• Written exercise: Report how many lines in the records below contain the word "производственного". Give only the number.
━━━
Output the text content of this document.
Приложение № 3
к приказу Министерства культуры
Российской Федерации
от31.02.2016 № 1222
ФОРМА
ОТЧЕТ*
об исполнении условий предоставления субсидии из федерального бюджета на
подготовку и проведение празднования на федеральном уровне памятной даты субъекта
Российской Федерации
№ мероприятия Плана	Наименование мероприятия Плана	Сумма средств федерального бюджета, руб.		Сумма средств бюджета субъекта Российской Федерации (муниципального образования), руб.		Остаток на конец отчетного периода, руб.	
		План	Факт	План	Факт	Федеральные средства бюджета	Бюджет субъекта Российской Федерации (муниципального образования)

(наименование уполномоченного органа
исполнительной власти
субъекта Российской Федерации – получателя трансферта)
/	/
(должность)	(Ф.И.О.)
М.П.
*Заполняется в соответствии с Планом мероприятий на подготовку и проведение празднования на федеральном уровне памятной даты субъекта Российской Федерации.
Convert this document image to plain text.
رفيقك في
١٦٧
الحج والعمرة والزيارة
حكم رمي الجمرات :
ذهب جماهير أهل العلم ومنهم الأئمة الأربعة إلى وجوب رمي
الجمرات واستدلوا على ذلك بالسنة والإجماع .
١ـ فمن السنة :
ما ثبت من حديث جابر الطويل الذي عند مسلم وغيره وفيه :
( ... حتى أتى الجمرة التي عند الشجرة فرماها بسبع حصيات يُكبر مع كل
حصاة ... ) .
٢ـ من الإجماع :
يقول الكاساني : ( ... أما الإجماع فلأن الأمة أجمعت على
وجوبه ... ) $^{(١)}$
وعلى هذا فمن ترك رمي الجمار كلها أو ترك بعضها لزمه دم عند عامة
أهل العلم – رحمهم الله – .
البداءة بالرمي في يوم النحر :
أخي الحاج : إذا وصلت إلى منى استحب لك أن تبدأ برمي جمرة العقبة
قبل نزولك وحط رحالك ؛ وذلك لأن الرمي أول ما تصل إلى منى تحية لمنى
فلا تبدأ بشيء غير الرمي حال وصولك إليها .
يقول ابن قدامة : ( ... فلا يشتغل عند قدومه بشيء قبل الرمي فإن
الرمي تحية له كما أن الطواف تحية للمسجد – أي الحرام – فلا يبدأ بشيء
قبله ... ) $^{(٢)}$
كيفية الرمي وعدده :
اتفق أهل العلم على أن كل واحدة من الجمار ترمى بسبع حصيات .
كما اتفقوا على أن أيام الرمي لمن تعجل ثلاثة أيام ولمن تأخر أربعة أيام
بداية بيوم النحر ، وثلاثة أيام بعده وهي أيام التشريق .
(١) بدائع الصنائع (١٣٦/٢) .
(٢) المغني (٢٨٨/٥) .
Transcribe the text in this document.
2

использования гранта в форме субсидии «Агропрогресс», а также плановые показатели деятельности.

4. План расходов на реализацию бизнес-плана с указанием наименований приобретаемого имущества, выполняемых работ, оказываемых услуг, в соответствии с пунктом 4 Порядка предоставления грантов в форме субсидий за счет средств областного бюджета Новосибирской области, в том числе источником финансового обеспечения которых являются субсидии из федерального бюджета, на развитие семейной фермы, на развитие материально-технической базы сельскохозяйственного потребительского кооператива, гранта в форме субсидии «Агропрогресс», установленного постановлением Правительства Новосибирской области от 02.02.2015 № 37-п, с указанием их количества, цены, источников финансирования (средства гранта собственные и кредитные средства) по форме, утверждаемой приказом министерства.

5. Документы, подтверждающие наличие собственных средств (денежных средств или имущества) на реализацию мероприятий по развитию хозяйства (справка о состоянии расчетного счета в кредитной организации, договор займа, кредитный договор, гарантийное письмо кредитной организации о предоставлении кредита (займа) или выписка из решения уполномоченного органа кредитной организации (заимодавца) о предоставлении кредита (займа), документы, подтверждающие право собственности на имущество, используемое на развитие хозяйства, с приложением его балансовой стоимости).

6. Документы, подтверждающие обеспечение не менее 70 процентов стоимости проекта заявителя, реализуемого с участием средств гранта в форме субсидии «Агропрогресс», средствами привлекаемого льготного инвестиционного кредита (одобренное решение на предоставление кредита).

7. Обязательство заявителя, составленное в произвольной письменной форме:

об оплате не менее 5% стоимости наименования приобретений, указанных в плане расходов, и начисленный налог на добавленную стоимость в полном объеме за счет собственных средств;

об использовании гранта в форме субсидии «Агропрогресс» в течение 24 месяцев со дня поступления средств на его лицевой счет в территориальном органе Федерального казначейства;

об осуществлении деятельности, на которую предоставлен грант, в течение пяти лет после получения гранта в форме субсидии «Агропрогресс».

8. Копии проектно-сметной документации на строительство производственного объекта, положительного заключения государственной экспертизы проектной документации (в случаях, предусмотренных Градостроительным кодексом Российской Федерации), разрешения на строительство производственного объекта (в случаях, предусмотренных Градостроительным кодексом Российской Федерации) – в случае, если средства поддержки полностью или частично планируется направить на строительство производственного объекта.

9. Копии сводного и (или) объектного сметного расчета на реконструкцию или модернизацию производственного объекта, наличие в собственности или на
━━━
• Reply to the exercise: 2